## Provided records
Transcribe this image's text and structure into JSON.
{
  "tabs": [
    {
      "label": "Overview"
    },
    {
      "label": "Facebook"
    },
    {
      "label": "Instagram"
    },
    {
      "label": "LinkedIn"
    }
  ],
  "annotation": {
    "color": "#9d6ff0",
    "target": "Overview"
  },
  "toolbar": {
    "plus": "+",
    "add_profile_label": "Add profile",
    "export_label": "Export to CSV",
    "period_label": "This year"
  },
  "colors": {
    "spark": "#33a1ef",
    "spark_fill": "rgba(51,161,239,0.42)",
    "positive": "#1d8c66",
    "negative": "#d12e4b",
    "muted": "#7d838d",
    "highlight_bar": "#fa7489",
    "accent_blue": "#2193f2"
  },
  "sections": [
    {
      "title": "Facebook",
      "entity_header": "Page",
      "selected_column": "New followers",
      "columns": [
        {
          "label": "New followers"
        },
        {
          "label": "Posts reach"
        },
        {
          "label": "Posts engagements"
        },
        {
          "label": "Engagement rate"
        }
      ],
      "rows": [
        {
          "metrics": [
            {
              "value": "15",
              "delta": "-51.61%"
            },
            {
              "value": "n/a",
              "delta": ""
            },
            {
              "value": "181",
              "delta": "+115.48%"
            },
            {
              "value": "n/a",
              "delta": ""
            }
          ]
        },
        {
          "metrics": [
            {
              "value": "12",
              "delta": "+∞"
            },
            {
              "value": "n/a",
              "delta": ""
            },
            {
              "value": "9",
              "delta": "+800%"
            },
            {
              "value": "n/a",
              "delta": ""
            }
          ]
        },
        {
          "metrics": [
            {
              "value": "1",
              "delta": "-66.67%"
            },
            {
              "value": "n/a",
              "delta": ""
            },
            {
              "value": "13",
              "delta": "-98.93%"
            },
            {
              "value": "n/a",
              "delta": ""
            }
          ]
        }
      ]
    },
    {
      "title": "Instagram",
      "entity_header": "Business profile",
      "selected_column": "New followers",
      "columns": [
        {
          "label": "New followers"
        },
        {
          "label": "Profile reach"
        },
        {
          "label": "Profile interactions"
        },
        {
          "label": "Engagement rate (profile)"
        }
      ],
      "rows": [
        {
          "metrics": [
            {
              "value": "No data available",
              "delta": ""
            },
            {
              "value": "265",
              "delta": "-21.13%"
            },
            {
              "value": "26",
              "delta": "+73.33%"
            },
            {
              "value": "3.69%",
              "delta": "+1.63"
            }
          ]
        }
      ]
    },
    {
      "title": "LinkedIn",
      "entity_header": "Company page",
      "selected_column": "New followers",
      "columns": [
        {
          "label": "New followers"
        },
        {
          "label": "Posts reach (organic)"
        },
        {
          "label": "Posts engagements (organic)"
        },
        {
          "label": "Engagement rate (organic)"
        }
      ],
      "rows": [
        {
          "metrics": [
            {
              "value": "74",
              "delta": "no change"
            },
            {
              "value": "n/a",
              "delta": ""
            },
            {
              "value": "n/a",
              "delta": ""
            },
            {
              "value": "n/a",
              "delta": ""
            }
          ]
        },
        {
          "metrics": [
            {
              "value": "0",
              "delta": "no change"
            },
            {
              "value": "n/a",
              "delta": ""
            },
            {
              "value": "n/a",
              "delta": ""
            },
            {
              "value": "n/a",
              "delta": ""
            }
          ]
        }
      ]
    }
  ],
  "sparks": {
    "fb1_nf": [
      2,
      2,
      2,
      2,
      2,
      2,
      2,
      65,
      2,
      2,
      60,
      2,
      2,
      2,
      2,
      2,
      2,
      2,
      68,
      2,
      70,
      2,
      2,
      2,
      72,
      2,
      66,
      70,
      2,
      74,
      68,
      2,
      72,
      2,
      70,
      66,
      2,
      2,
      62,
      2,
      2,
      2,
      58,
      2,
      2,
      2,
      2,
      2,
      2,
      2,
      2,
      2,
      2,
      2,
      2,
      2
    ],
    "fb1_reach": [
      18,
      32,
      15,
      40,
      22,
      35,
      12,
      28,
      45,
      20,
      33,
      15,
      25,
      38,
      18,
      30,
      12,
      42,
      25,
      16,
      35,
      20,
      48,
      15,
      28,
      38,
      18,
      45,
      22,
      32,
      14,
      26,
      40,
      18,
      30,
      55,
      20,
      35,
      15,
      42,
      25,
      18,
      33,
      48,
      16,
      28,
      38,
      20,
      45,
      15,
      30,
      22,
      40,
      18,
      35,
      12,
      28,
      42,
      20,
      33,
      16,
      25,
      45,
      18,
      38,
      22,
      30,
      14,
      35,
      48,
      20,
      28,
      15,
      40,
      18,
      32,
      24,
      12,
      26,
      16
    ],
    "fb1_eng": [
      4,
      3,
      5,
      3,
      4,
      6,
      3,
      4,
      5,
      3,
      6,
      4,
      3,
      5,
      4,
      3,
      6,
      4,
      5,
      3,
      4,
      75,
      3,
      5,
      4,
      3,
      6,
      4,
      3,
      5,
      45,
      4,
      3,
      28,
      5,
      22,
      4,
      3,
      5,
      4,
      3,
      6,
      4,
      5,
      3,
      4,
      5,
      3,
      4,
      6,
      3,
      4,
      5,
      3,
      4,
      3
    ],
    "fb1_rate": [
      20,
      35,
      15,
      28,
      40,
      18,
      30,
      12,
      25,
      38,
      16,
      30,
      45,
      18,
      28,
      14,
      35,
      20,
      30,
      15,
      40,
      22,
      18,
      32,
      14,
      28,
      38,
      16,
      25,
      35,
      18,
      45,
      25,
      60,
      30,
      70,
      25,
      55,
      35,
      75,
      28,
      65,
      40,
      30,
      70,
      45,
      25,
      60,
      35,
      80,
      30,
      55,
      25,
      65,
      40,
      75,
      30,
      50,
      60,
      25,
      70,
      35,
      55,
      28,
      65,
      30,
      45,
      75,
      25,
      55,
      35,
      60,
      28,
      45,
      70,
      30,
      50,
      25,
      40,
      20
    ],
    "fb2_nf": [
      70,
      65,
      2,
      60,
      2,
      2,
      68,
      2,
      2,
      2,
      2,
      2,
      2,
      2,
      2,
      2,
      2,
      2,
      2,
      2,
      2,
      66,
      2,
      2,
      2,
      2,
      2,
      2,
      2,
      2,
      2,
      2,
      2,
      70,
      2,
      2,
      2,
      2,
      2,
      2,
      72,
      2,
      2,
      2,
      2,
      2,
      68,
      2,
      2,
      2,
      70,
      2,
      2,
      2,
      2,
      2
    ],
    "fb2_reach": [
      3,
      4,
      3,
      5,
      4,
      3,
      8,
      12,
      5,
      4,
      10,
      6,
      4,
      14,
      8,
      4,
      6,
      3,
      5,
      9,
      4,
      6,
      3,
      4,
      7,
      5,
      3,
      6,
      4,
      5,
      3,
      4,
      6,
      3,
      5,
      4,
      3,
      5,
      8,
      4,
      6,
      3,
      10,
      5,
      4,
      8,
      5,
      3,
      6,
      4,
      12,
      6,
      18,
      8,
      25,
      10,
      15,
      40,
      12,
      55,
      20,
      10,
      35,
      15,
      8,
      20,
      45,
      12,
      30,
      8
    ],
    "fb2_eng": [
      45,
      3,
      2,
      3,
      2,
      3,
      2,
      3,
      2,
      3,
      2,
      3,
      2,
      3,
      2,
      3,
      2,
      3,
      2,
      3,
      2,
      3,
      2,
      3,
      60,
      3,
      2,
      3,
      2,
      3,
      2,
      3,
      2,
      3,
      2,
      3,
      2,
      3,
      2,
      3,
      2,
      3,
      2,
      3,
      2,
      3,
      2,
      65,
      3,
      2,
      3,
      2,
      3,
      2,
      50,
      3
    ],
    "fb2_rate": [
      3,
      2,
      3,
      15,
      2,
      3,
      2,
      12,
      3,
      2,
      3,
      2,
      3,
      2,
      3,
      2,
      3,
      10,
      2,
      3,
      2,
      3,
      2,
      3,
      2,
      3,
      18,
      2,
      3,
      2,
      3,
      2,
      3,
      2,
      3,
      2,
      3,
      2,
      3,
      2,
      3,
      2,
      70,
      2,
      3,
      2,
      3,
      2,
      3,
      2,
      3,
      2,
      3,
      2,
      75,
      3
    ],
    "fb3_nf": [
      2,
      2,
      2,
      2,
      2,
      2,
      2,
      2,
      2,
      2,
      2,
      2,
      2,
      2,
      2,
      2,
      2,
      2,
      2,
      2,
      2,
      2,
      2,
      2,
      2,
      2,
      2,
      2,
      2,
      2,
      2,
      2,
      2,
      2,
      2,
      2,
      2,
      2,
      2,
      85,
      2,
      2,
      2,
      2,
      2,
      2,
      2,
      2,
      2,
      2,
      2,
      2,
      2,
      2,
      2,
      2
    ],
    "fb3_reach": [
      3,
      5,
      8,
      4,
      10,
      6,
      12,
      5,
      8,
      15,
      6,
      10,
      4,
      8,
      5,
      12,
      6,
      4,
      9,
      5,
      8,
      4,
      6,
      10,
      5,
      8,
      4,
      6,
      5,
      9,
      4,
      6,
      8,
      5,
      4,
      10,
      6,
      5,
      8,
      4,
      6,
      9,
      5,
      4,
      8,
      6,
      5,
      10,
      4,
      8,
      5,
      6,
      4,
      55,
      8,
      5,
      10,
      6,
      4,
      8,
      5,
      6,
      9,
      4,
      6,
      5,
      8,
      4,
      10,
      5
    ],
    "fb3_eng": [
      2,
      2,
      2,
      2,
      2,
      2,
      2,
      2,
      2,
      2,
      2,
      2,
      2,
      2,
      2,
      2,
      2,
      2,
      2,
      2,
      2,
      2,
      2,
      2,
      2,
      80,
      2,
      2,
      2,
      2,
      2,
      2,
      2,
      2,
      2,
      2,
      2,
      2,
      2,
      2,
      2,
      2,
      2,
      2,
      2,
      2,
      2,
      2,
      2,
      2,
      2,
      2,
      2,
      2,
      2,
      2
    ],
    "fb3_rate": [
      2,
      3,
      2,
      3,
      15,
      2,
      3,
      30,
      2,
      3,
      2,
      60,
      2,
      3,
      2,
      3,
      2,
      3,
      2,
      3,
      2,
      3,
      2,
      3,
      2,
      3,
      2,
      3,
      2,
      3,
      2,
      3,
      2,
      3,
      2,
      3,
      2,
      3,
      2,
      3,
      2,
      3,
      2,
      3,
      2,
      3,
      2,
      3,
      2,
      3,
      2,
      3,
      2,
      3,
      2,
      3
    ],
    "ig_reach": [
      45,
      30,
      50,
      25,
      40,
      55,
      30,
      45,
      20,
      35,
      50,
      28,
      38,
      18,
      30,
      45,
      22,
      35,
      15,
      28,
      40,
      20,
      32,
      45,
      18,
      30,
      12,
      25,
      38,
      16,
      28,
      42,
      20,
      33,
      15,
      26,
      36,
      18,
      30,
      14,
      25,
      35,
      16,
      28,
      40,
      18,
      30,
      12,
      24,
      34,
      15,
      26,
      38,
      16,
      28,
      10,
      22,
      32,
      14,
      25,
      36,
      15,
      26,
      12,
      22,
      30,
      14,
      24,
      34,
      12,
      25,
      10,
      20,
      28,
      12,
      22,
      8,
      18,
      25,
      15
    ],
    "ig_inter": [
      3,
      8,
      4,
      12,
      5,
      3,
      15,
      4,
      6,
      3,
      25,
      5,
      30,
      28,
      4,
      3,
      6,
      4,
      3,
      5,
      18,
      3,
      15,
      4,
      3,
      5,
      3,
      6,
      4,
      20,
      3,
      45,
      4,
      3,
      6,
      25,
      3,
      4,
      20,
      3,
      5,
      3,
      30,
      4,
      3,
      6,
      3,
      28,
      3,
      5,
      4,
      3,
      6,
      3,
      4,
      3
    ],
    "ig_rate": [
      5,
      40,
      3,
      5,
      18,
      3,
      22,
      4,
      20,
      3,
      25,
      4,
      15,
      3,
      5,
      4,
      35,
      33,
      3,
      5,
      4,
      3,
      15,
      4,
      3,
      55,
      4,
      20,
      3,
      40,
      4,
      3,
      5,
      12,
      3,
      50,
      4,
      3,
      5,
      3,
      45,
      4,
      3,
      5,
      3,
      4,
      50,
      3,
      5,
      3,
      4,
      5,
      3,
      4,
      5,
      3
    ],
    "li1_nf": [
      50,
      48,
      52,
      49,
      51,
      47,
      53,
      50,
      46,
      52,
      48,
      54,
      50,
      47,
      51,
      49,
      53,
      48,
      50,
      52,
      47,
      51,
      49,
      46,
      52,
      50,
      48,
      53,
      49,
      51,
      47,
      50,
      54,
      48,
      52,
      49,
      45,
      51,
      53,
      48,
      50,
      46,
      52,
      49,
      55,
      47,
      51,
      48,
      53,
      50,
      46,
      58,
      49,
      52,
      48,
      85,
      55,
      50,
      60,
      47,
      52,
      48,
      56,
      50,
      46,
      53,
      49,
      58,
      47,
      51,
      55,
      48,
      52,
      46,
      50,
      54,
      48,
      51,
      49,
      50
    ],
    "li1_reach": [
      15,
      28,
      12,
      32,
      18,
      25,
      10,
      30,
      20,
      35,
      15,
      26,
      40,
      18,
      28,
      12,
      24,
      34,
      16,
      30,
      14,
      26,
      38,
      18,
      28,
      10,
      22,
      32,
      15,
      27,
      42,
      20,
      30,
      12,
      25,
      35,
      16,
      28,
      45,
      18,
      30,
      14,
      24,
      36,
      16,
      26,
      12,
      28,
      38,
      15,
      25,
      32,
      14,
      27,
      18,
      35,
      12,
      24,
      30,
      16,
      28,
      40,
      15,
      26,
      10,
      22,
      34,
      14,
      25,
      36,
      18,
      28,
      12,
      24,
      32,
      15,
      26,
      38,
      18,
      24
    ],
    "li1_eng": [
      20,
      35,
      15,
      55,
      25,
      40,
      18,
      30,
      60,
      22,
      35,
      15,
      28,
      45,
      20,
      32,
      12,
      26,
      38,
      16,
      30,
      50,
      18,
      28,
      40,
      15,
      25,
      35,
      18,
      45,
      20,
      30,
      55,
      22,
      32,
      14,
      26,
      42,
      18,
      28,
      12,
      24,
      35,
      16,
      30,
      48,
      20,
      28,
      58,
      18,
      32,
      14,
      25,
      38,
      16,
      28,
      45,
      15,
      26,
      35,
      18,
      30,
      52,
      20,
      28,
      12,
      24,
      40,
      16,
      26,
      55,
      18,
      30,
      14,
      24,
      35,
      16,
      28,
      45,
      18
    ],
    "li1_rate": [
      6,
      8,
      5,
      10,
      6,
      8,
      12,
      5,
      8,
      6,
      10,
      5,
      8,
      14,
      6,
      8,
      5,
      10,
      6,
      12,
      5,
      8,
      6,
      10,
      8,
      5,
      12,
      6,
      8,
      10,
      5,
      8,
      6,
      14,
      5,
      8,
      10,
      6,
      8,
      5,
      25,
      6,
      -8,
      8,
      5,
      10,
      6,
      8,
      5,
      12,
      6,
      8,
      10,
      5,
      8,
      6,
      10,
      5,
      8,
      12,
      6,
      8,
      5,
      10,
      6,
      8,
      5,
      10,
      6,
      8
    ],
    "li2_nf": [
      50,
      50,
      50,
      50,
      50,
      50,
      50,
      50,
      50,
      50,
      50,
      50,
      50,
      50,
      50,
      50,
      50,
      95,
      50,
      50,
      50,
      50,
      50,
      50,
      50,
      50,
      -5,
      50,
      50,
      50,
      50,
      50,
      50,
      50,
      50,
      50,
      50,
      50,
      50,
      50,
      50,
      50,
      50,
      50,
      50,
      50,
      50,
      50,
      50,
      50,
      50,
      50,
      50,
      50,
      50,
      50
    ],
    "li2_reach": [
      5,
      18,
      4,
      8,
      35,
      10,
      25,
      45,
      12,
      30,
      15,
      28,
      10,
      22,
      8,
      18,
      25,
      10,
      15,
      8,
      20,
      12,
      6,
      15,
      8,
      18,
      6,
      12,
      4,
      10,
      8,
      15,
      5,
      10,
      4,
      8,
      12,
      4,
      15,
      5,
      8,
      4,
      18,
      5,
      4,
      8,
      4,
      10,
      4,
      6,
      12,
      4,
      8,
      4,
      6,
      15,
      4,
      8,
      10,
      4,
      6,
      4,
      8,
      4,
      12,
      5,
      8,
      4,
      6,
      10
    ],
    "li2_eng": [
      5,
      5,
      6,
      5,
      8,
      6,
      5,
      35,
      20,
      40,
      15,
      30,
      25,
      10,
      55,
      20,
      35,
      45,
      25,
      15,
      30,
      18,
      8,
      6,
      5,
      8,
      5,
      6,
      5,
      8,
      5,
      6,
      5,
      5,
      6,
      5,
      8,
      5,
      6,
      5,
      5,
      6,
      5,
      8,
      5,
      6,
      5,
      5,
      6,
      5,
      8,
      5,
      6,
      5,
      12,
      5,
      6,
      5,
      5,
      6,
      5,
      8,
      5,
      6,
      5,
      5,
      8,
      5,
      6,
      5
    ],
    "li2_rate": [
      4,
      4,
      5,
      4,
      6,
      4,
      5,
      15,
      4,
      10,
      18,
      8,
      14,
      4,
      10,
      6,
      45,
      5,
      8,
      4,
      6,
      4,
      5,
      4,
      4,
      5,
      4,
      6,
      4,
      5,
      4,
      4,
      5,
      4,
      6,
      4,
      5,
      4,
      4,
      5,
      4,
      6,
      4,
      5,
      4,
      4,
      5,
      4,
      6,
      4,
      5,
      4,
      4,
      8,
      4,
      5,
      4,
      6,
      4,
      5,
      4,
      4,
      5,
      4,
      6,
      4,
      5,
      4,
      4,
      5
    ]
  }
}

## Your instructions
Identify each line holding the string "organic", and copy it out.

## Solution to this problem
          "label": "Posts reach (organic)"
          "label": "Posts engagements (organic)"
          "label": "Engagement rate (organic)"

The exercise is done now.